---- RECORDS SUPPLIED

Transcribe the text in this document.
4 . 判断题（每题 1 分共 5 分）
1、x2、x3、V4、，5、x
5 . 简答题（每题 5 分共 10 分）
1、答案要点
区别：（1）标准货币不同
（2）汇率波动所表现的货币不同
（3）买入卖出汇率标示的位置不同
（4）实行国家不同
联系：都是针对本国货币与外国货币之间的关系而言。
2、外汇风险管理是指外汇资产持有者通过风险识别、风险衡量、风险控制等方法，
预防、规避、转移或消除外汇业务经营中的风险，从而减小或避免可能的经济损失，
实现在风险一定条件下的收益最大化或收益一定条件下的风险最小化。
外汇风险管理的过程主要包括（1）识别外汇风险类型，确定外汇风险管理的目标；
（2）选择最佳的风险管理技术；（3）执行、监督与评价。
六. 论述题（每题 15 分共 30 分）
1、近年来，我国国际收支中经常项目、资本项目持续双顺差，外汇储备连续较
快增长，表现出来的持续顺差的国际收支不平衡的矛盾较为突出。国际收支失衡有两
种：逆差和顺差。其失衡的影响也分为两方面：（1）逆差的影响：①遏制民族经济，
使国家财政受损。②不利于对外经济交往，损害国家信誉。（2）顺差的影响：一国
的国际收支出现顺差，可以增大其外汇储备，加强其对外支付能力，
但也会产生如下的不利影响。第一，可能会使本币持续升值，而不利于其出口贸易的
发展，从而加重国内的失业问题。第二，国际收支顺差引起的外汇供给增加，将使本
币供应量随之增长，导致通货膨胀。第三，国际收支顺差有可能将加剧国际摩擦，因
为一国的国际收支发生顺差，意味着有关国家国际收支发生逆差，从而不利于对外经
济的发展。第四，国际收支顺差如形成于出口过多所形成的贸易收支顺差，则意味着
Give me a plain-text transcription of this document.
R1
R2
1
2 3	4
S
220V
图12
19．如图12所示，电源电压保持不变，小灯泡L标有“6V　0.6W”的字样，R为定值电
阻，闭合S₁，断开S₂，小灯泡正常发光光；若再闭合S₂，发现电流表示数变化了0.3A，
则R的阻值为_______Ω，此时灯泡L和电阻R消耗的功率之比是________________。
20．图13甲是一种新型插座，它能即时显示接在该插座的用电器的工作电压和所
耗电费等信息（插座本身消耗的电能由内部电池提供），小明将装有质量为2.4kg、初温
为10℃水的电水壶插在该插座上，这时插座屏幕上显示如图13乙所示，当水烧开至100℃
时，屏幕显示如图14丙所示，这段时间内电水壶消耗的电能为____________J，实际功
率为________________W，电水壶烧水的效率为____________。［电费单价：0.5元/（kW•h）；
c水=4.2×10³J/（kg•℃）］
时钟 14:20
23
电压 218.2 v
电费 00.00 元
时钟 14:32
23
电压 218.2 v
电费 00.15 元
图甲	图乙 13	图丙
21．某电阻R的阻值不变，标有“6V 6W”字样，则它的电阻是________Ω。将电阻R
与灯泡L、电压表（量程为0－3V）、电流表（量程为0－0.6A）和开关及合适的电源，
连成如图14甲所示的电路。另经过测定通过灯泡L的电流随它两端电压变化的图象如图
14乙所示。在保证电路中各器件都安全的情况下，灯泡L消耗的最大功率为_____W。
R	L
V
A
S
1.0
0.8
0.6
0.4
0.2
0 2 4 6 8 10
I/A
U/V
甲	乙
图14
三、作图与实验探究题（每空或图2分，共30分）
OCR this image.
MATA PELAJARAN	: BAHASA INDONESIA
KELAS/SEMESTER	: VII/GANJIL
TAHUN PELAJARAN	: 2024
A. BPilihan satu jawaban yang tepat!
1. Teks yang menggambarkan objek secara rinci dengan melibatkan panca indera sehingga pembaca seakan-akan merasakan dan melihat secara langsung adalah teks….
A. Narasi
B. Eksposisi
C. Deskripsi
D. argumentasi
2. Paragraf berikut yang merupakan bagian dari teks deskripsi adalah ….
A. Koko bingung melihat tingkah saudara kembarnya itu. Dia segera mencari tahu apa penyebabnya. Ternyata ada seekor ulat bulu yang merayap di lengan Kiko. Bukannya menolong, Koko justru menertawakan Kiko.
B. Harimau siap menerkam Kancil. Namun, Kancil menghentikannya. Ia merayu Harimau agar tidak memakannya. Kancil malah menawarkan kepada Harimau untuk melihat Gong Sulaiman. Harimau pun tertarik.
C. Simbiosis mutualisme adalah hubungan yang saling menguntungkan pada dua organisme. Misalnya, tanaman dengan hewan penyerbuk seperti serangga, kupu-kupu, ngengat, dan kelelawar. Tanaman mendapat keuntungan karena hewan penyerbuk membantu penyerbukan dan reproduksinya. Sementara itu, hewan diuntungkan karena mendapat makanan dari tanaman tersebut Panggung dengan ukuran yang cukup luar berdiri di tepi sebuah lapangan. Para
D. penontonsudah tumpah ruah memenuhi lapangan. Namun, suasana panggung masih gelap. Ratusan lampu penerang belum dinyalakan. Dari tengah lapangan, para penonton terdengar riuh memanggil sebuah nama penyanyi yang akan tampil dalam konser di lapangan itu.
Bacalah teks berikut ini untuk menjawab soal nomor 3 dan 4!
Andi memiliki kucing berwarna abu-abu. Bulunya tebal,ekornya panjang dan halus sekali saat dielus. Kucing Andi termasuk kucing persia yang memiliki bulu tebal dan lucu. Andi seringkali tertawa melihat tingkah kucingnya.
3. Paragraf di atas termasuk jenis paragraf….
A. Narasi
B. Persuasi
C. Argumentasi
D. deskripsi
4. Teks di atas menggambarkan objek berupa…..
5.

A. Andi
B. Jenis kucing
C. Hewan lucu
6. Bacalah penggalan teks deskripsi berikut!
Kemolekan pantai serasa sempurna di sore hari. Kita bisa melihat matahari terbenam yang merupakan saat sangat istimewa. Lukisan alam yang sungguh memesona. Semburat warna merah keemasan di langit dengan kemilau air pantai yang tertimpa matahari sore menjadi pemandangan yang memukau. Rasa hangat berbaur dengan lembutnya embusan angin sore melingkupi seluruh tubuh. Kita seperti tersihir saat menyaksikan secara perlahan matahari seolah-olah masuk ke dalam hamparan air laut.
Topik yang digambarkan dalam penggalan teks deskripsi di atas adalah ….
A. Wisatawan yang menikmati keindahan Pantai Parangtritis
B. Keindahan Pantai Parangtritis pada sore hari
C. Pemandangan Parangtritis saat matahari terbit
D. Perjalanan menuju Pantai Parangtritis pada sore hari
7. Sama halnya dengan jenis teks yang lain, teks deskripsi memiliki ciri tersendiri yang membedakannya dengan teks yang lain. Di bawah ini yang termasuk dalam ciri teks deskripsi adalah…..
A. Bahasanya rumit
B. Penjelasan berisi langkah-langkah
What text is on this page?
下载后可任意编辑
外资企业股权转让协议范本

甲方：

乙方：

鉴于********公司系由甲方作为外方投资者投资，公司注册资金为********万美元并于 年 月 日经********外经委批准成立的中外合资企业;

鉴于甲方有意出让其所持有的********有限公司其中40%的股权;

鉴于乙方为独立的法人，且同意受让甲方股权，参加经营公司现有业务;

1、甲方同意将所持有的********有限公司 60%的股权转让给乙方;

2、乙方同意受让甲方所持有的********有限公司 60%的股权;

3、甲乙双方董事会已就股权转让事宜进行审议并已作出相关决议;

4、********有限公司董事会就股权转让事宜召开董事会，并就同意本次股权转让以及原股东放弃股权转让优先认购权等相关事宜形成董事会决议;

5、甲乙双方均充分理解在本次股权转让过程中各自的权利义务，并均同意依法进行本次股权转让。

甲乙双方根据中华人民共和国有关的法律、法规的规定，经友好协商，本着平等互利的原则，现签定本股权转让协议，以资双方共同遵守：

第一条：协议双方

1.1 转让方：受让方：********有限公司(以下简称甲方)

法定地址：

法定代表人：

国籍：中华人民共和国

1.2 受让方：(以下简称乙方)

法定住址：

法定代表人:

--------

PROBLEM DETAILS: Select all lines with the word "memiliki" from the entries above.

TASK ANSWER:
Andi memiliki kucing berwarna abu-abu. Bulunya tebal,ekornya panjang dan halus sekali saat dielus. Kucing Andi termasuk kucing persia yang memiliki bulu tebal dan lucu. Andi seringkali tertawa melihat tingkah kucingnya.
7. Sama halnya dengan jenis teks yang lain, teks deskripsi memiliki ciri tersendiri yang membedakannya dengan teks yang lain. Di bawah ini yang termasuk dalam ciri teks deskripsi adalah…..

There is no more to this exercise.